▶ **TASK ITEM**
In the data, find the word "cargo" and copy out every line that has it.

[DATA FOR ANALYSIS Boundary: Start]

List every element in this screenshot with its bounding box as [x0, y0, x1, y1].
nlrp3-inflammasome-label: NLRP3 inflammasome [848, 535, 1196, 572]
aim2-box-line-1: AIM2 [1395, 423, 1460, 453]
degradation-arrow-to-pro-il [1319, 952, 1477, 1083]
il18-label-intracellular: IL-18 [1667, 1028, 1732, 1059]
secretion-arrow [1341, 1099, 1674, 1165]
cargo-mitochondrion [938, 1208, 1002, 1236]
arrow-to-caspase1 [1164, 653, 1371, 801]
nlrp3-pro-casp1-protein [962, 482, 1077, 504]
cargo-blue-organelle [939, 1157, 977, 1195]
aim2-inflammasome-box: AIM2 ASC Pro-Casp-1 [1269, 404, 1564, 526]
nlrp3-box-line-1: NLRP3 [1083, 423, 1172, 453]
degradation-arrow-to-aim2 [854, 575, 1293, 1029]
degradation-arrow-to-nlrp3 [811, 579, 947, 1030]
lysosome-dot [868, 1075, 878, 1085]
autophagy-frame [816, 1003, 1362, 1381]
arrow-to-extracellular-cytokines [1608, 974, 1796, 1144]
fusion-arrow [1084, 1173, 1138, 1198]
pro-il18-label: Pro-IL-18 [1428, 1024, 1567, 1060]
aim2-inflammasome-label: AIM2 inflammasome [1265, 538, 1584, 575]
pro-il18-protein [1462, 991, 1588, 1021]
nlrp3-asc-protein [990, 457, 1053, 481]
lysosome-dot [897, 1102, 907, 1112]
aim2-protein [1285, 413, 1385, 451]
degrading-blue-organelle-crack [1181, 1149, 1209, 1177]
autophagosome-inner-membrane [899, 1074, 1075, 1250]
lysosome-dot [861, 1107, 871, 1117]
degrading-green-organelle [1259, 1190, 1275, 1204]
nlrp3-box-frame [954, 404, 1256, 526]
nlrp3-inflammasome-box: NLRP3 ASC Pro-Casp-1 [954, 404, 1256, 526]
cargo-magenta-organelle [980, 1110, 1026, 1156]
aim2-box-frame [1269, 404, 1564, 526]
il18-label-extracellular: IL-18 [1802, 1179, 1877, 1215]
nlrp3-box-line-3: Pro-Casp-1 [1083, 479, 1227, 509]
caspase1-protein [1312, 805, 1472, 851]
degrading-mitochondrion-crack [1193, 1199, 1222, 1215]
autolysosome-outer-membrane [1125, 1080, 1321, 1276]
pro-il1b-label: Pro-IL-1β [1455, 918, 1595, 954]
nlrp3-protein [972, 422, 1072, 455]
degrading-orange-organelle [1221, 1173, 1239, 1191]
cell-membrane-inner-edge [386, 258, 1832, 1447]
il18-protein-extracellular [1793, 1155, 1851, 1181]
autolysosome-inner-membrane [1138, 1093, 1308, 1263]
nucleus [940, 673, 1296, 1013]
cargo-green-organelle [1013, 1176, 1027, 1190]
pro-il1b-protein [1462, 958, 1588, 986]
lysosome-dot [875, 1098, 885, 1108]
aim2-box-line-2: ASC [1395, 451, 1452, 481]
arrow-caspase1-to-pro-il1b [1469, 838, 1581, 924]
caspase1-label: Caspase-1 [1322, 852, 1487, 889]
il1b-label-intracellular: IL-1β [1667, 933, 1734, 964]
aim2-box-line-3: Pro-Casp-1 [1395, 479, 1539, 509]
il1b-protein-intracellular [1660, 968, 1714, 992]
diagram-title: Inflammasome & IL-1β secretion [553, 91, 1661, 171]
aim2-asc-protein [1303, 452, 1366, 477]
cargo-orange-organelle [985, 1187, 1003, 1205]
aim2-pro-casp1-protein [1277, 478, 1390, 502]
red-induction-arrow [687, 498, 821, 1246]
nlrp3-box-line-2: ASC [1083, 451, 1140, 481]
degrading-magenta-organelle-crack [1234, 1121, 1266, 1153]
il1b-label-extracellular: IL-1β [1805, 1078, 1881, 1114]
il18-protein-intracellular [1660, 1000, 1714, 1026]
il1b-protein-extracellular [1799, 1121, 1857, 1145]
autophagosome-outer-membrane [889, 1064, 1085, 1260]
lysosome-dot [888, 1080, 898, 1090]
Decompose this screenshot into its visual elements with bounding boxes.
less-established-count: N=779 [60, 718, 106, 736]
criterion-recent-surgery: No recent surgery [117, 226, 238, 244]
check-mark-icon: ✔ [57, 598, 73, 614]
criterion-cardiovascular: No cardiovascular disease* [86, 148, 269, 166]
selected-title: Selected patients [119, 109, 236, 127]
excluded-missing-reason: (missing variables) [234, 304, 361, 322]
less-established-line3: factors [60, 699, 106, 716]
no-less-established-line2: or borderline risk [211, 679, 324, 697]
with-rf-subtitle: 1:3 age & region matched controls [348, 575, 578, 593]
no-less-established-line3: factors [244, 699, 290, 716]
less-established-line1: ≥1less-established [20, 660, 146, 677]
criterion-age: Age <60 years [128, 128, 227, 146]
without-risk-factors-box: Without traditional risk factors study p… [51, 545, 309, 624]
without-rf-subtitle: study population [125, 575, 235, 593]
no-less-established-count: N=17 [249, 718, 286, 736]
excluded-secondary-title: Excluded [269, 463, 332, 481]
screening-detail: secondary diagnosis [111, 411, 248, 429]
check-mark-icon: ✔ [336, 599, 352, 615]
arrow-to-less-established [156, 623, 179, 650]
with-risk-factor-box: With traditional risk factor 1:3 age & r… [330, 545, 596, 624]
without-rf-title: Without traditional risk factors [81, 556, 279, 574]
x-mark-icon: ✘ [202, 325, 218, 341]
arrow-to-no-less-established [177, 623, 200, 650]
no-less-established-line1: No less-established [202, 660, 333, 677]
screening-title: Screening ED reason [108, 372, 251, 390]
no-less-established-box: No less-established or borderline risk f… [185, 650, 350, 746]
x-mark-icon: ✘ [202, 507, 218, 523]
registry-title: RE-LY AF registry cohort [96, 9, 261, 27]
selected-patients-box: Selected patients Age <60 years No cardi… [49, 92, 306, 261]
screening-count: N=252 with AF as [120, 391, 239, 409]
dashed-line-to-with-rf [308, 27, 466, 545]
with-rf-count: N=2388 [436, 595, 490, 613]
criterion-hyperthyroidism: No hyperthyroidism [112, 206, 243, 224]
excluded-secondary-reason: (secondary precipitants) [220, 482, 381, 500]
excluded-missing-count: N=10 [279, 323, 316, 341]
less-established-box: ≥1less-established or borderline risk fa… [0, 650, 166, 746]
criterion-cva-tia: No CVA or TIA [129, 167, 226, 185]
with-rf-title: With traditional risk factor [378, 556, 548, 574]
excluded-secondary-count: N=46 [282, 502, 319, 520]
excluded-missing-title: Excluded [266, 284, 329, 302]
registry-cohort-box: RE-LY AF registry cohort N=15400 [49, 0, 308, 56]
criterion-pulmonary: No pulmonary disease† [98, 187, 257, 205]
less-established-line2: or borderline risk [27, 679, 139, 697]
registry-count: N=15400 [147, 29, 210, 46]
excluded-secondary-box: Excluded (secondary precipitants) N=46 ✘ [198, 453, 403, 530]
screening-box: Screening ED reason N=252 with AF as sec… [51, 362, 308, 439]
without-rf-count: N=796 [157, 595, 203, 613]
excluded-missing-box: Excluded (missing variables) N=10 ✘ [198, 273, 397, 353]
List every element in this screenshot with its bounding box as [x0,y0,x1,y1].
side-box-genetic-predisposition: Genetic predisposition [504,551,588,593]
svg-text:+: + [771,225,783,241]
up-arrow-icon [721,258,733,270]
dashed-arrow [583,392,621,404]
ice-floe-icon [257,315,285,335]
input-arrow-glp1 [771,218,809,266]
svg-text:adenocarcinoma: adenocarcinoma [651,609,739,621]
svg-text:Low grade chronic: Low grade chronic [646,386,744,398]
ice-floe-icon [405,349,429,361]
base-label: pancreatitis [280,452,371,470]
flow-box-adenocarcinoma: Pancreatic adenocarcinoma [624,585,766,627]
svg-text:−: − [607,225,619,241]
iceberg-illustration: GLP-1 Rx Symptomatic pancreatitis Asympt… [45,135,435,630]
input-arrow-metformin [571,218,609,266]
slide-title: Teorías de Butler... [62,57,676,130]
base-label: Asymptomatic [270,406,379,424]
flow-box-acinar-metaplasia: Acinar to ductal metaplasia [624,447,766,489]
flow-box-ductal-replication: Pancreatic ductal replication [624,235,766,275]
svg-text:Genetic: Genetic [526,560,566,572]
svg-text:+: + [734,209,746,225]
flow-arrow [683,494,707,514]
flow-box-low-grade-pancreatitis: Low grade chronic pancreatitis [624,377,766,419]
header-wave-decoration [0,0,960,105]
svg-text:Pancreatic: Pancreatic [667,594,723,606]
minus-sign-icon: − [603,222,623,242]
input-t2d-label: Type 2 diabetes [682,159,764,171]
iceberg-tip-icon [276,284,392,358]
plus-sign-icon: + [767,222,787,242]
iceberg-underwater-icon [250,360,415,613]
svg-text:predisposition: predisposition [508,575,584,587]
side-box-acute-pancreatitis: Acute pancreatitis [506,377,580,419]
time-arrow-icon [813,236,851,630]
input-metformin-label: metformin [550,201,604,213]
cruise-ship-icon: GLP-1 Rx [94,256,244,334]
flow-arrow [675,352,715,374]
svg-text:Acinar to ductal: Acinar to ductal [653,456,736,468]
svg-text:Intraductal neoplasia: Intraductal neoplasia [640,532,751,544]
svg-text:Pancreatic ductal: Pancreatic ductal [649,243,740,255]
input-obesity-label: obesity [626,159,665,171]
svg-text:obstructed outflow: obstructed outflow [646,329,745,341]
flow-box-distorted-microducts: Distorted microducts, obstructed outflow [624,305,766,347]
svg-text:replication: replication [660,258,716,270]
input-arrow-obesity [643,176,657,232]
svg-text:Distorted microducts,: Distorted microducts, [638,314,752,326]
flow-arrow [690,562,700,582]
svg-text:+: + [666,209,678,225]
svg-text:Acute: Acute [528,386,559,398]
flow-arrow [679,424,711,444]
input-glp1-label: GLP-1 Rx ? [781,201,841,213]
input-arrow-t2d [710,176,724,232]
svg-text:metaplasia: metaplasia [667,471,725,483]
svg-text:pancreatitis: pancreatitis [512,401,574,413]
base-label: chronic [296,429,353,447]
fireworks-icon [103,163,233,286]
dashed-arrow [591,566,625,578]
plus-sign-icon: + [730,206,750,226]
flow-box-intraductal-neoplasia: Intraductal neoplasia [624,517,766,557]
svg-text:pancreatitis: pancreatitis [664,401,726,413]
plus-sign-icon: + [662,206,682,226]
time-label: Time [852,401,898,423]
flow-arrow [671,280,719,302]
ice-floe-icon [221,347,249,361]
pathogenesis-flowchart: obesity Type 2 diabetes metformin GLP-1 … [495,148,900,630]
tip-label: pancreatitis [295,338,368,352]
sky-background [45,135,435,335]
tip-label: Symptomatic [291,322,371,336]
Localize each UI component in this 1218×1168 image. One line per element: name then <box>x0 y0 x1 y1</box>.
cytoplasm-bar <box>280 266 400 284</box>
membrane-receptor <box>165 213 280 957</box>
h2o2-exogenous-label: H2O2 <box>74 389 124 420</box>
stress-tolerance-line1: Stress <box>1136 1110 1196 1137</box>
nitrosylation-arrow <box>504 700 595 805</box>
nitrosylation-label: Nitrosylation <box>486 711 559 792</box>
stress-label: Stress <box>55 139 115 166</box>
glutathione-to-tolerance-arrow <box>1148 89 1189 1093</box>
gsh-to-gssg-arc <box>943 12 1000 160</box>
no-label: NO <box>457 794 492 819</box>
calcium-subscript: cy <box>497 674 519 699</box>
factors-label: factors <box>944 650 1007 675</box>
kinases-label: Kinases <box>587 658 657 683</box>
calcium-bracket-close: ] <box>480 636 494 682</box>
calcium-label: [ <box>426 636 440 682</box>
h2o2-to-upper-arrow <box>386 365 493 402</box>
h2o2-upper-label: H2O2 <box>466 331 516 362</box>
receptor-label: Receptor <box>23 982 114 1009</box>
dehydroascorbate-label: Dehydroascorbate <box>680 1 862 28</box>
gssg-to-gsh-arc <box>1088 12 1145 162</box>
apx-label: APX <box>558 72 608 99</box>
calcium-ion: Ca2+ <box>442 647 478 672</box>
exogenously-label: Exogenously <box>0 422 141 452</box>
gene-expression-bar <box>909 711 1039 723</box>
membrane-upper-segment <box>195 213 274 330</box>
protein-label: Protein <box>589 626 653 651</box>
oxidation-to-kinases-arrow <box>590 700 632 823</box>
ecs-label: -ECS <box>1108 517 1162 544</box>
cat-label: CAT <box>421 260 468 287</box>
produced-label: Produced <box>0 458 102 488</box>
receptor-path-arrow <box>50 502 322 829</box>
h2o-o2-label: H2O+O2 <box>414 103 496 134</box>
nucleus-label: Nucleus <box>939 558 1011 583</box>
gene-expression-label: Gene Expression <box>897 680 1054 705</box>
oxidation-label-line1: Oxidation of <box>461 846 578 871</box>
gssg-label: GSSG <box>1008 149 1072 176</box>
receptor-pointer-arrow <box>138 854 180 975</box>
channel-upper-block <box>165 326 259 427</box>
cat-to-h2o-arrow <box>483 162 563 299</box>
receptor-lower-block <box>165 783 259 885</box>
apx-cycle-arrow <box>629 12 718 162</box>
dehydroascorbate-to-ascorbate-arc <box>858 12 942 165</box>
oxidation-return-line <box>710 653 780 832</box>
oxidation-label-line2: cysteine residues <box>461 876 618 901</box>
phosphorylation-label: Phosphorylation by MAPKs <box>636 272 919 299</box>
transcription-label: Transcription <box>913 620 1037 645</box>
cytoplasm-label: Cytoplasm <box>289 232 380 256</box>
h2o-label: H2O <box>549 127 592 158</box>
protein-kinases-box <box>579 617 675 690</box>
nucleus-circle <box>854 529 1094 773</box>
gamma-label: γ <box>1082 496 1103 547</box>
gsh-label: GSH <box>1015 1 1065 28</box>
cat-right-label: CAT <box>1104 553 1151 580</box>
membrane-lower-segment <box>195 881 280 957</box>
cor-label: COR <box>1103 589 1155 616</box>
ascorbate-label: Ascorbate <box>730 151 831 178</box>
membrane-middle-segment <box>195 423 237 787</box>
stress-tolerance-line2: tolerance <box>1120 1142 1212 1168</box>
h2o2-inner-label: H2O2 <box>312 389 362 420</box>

[DATA FOR ANALYSIS Boundary: End]

▶ **EXERCISE SOLUTION**
cargo-mitochondrion [938, 1208, 1002, 1236]
cargo-blue-organelle [939, 1157, 977, 1195]
cargo-magenta-organelle [980, 1110, 1026, 1156]
cargo-green-organelle [1013, 1176, 1027, 1190]
cargo-orange-organelle [985, 1187, 1003, 1205]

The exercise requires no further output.